### What the task asks
Every line of the material is to be repeated exactly as it stands.

(Dataset items)
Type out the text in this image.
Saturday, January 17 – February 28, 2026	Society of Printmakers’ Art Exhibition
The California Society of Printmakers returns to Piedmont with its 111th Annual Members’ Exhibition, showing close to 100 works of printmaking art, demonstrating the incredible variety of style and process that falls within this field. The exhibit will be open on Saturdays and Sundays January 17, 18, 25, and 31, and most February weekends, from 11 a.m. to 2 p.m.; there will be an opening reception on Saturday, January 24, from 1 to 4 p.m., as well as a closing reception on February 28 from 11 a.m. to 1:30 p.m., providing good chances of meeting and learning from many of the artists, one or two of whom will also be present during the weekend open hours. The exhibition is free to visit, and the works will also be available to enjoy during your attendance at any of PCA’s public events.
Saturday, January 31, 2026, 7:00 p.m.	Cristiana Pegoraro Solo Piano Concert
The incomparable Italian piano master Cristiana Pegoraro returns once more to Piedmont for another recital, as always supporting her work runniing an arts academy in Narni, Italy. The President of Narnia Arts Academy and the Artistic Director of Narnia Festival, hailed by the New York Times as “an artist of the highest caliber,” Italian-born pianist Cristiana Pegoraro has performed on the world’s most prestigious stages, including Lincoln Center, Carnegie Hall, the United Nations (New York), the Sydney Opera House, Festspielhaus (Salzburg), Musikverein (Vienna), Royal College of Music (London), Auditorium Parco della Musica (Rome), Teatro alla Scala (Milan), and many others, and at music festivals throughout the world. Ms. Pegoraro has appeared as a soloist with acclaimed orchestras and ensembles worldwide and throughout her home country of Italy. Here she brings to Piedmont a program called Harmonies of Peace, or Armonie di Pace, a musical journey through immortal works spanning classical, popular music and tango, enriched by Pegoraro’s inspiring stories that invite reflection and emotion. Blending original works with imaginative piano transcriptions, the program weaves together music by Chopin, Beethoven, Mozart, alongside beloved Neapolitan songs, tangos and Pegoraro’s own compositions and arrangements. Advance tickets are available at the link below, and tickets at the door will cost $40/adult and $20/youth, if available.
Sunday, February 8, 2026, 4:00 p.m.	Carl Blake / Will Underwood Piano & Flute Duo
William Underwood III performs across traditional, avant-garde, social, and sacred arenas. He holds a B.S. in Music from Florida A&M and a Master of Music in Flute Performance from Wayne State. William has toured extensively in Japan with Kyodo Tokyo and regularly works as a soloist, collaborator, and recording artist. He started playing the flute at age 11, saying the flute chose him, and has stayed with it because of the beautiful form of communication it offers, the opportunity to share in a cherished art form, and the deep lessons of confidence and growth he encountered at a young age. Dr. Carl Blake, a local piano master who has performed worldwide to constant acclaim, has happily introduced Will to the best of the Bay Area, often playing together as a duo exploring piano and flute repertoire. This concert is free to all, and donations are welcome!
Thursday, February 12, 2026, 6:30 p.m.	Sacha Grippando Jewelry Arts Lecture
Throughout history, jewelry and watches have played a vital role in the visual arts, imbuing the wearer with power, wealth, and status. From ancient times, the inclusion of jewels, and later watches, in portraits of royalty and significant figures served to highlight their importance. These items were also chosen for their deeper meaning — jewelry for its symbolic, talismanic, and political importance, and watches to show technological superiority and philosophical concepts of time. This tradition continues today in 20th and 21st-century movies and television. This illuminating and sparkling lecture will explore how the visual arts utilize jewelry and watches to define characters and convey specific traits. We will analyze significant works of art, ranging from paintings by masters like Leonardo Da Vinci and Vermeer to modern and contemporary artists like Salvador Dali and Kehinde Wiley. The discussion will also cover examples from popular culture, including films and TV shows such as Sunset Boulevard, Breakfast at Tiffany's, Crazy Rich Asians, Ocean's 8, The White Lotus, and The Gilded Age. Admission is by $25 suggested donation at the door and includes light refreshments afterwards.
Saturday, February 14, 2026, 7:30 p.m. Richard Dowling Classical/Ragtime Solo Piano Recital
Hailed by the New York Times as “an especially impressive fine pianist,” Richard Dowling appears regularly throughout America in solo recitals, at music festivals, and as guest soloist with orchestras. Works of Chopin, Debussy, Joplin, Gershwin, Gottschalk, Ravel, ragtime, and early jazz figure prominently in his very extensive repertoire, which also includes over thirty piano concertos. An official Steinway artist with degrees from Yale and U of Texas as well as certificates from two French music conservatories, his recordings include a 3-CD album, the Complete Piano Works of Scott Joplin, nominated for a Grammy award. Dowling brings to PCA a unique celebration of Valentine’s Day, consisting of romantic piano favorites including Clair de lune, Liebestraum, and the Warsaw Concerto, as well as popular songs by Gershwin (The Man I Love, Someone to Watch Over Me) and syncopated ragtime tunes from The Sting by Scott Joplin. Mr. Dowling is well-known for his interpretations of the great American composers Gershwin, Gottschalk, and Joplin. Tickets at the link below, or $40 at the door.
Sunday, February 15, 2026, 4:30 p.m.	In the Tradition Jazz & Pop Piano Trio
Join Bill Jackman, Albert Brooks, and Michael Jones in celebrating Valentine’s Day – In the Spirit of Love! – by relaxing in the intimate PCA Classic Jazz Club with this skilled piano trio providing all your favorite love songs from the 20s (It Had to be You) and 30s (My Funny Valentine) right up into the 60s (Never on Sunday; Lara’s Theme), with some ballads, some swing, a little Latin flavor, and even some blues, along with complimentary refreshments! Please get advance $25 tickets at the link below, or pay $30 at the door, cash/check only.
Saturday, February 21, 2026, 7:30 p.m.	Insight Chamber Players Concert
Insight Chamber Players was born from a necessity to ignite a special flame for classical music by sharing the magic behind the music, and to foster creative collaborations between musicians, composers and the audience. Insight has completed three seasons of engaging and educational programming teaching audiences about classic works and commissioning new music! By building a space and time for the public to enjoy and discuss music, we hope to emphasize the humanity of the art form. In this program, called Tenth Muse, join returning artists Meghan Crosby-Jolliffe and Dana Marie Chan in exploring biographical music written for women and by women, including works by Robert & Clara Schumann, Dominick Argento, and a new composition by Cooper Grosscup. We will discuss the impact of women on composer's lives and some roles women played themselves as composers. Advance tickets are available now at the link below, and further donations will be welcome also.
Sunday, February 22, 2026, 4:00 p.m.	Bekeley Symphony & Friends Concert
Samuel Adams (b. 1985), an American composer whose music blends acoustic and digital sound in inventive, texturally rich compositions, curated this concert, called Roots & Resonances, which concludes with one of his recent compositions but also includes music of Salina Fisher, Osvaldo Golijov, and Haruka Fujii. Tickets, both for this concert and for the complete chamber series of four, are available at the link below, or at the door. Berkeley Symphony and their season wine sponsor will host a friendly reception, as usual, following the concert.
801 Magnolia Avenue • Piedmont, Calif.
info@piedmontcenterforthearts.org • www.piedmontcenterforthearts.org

### Response for this exercise
Type out the text in this image.
Saturday, January 17 – February 28, 2026	Society of Printmakers’ Art Exhibition
The California Society of Printmakers returns to Piedmont with its 111th Annual Members’ Exhibition, showing close to 100 works of printmaking art, demonstrating the incredible variety of style and process that falls within this field. The exhibit will be open on Saturdays and Sundays January 17, 18, 25, and 31, and most February weekends, from 11 a.m. to 2 p.m.; there will be an opening reception on Saturday, January 24, from 1 to 4 p.m., as well as a closing reception on February 28 from 11 a.m. to 1:30 p.m., providing good chances of meeting and learning from many of the artists, one or two of whom will also be present during the weekend open hours. The exhibition is free to visit, and the works will also be available to enjoy during your attendance at any of PCA’s public events.
Saturday, January 31, 2026, 7:00 p.m.	Cristiana Pegoraro Solo Piano Concert
The incomparable Italian piano master Cristiana Pegoraro returns once more to Piedmont for another recital, as always supporting her work runniing an arts academy in Narni, Italy. The President of Narnia Arts Academy and the Artistic Director of Narnia Festival, hailed by the New York Times as “an artist of the highest caliber,” Italian-born pianist Cristiana Pegoraro has performed on the world’s most prestigious stages, including Lincoln Center, Carnegie Hall, the United Nations (New York), the Sydney Opera House, Festspielhaus (Salzburg), Musikverein (Vienna), Royal College of Music (London), Auditorium Parco della Musica (Rome), Teatro alla Scala (Milan), and many others, and at music festivals throughout the world. Ms. Pegoraro has appeared as a soloist with acclaimed orchestras and ensembles worldwide and throughout her home country of Italy. Here she brings to Piedmont a program called Harmonies of Peace, or Armonie di Pace, a musical journey through immortal works spanning classical, popular music and tango, enriched by Pegoraro’s inspiring stories that invite reflection and emotion. Blending original works with imaginative piano transcriptions, the program weaves together music by Chopin, Beethoven, Mozart, alongside beloved Neapolitan songs, tangos and Pegoraro’s own compositions and arrangements. Advance tickets are available at the link below, and tickets at the door will cost $40/adult and $20/youth, if available.
Sunday, February 8, 2026, 4:00 p.m.	Carl Blake / Will Underwood Piano & Flute Duo
William Underwood III performs across traditional, avant-garde, social, and sacred arenas. He holds a B.S. in Music from Florida A&M and a Master of Music in Flute Performance from Wayne State. William has toured extensively in Japan with Kyodo Tokyo and regularly works as a soloist, collaborator, and recording artist. He started playing the flute at age 11, saying the flute chose him, and has stayed with it because of the beautiful form of communication it offers, the opportunity to share in a cherished art form, and the deep lessons of confidence and growth he encountered at a young age. Dr. Carl Blake, a local piano master who has performed worldwide to constant acclaim, has happily introduced Will to the best of the Bay Area, often playing together as a duo exploring piano and flute repertoire. This concert is free to all, and donations are welcome!
Thursday, February 12, 2026, 6:30 p.m.	Sacha Grippando Jewelry Arts Lecture
Throughout history, jewelry and watches have played a vital role in the visual arts, imbuing the wearer with power, wealth, and status. From ancient times, the inclusion of jewels, and later watches, in portraits of royalty and significant figures served to highlight their importance. These items were also chosen for their deeper meaning — jewelry for its symbolic, talismanic, and political importance, and watches to show technological superiority and philosophical concepts of time. This tradition continues today in 20th and 21st-century movies and television. This illuminating and sparkling lecture will explore how the visual arts utilize jewelry and watches to define characters and convey specific traits. We will analyze significant works of art, ranging from paintings by masters like Leonardo Da Vinci and Vermeer to modern and contemporary artists like Salvador Dali and Kehinde Wiley. The discussion will also cover examples from popular culture, including films and TV shows such as Sunset Boulevard, Breakfast at Tiffany's, Crazy Rich Asians, Ocean's 8, The White Lotus, and The Gilded Age. Admission is by $25 suggested donation at the door and includes light refreshments afterwards.
Saturday, February 14, 2026, 7:30 p.m. Richard Dowling Classical/Ragtime Solo Piano Recital
Hailed by the New York Times as “an especially impressive fine pianist,” Richard Dowling appears regularly throughout America in solo recitals, at music festivals, and as guest soloist with orchestras. Works of Chopin, Debussy, Joplin, Gershwin, Gottschalk, Ravel, ragtime, and early jazz figure prominently in his very extensive repertoire, which also includes over thirty piano concertos. An official Steinway artist with degrees from Yale and U of Texas as well as certificates from two French music conservatories, his recordings include a 3-CD album, the Complete Piano Works of Scott Joplin, nominated for a Grammy award. Dowling brings to PCA a unique celebration of Valentine’s Day, consisting of romantic piano favorites including Clair de lune, Liebestraum, and the Warsaw Concerto, as well as popular songs by Gershwin (The Man I Love, Someone to Watch Over Me) and syncopated ragtime tunes from The Sting by Scott Joplin. Mr. Dowling is well-known for his interpretations of the great American composers Gershwin, Gottschalk, and Joplin. Tickets at the link below, or $40 at the door.
Sunday, February 15, 2026, 4:30 p.m.	In the Tradition Jazz & Pop Piano Trio
Join Bill Jackman, Albert Brooks, and Michael Jones in celebrating Valentine’s Day – In the Spirit of Love! – by relaxing in the intimate PCA Classic Jazz Club with this skilled piano trio providing all your favorite love songs from the 20s (It Had to be You) and 30s (My Funny Valentine) right up into the 60s (Never on Sunday; Lara’s Theme), with some ballads, some swing, a little Latin flavor, and even some blues, along with complimentary refreshments! Please get advance $25 tickets at the link below, or pay $30 at the door, cash/check only.
Saturday, February 21, 2026, 7:30 p.m.	Insight Chamber Players Concert
Insight Chamber Players was born from a necessity to ignite a special flame for classical music by sharing the magic behind the music, and to foster creative collaborations between musicians, composers and the audience. Insight has completed three seasons of engaging and educational programming teaching audiences about classic works and commissioning new music! By building a space and time for the public to enjoy and discuss music, we hope to emphasize the humanity of the art form. In this program, called Tenth Muse, join returning artists Meghan Crosby-Jolliffe and Dana Marie Chan in exploring biographical music written for women and by women, including works by Robert & Clara Schumann, Dominick Argento, and a new composition by Cooper Grosscup. We will discuss the impact of women on composer's lives and some roles women played themselves as composers. Advance tickets are available now at the link below, and further donations will be welcome also.
Sunday, February 22, 2026, 4:00 p.m.	Bekeley Symphony & Friends Concert
Samuel Adams (b. 1985), an American composer whose music blends acoustic and digital sound in inventive, texturally rich compositions, curated this concert, called Roots & Resonances, which concludes with one of his recent compositions but also includes music of Salina Fisher, Osvaldo Golijov, and Haruka Fujii. Tickets, both for this concert and for the complete chamber series of four, are available at the link below, or at the door. Berkeley Symphony and their season wine sponsor will host a friendly reception, as usual, following the concert.
801 Magnolia Avenue • Piedmont, Calif.
info@piedmontcenterforthearts.org • www.piedmontcenterforthearts.org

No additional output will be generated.